Excerpt provided.

╭──

Fiddlesticks! Foiled again!

*snaps fingers*


----------



## Valandil (Jan 17, 2005)

Turgon said:


> ...Was Narsil originally forged for the use of a dwarf-lord? His other two famous works, Angrist and the Dragon Helm of Dor-Lomin were both entirely suited to one of short stature - but the blade of Elendil the Tall? Thorin we know wielded Orcrist with little trouble (another blade whose origins I would love to know!) but when he breaks out of Erebor during the Battle of Five Armies he has laid aside his long blade and taken up the axe once more. Suggests to me that the longsword was not a weapon of choice for a dwarf...



Perhaps Thorin was an adherent of the old 'Hagar the Horrible' motto:

"Sword for show,
Broadaxe for dough!"

OTOH, perhaps Thorin would have survived the Battle of Five Armies with Orcrist in his hands instead of an axe. And maybe those silly dwarves thought a battleaxe too valuable to bury with him, so they tossed the Elven sword in there!  

As to the other, since Nogrod was along the Ered Luin (right??) might it have survived the tumult at the end of the First Age, and Narsil have come into the hands of Gil-galad, who lived right down the way in the Second Age? Then maybe HE gave it to Elendil - perhaps in conferring those lands in Eriador upon him, as they had been nominally under his jurisdiction.

╰──

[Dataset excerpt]
╭──

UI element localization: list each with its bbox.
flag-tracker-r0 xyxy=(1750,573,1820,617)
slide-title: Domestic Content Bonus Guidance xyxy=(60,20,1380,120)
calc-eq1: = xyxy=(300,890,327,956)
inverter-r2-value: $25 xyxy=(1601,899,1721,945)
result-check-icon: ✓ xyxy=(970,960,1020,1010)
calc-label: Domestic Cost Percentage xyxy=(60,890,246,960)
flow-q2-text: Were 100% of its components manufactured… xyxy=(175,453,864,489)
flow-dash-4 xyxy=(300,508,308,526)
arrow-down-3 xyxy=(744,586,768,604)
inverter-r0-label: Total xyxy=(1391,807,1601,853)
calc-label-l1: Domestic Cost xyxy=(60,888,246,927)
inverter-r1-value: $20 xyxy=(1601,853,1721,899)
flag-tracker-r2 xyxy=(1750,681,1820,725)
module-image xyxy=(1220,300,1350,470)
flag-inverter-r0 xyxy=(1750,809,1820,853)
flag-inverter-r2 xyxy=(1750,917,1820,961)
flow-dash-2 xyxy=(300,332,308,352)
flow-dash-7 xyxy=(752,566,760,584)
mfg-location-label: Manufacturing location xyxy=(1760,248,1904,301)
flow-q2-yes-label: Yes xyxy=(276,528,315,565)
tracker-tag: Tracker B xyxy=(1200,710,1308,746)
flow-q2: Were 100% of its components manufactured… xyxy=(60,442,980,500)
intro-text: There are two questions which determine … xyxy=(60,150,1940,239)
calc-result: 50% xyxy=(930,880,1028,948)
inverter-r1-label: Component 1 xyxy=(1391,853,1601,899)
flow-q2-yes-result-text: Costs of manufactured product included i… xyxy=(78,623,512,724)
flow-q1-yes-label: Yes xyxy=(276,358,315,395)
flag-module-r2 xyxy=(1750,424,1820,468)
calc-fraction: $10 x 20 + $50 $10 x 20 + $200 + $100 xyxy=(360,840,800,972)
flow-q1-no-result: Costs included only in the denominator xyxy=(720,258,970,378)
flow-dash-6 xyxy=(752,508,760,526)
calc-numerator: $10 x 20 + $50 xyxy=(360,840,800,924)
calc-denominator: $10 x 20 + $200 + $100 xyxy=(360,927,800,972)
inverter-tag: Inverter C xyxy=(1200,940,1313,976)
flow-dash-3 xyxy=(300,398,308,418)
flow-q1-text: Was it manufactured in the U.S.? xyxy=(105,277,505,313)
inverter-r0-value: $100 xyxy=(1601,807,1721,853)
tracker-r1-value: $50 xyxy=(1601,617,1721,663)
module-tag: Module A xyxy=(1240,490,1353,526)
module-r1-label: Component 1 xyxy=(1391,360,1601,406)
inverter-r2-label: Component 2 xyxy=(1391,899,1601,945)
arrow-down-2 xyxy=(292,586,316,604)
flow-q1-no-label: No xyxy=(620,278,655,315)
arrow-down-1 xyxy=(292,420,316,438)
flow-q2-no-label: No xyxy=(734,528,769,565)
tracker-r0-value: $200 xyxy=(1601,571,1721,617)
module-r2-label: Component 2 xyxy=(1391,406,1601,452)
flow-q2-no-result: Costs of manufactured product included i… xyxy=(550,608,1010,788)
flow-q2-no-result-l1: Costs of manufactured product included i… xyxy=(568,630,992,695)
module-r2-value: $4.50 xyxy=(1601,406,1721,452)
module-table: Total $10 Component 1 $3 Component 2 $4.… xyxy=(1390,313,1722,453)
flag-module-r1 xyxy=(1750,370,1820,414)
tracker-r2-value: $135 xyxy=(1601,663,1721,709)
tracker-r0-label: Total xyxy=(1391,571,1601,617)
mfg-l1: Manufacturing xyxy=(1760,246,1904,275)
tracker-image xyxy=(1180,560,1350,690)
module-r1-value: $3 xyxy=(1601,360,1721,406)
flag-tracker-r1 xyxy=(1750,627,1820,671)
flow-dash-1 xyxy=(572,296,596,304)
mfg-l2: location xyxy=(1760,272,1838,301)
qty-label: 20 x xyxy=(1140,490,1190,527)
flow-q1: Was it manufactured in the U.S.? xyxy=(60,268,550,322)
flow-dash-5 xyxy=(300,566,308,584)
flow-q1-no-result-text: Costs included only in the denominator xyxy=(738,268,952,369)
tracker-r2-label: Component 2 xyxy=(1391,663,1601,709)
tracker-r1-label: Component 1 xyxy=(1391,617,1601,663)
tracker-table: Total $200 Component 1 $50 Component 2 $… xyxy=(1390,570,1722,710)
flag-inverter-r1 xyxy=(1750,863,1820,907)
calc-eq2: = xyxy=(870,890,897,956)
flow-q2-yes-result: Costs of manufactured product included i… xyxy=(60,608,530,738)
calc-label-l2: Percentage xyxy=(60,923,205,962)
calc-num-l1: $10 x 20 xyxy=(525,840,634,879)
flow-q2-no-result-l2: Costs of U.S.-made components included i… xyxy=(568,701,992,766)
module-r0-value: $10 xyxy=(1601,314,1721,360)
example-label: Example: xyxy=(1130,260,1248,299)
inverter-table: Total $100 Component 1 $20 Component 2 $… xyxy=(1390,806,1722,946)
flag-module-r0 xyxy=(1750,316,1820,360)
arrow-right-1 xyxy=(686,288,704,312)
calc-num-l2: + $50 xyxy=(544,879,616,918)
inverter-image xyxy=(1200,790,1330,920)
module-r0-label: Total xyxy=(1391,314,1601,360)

╰──

Set exercise.
Print the part of the forum thread about Narsil from "OTOH, perhaps Thorin" up to and including "sword in there!".

Output for this exercise.
OTOH, perhaps Thorin would have survived the Battle of Five Armies with Orcrist in his hands instead of an axe. And maybe those silly dwarves thought a battleaxe too valuable to bury with him, so they tossed the Elven sword in there!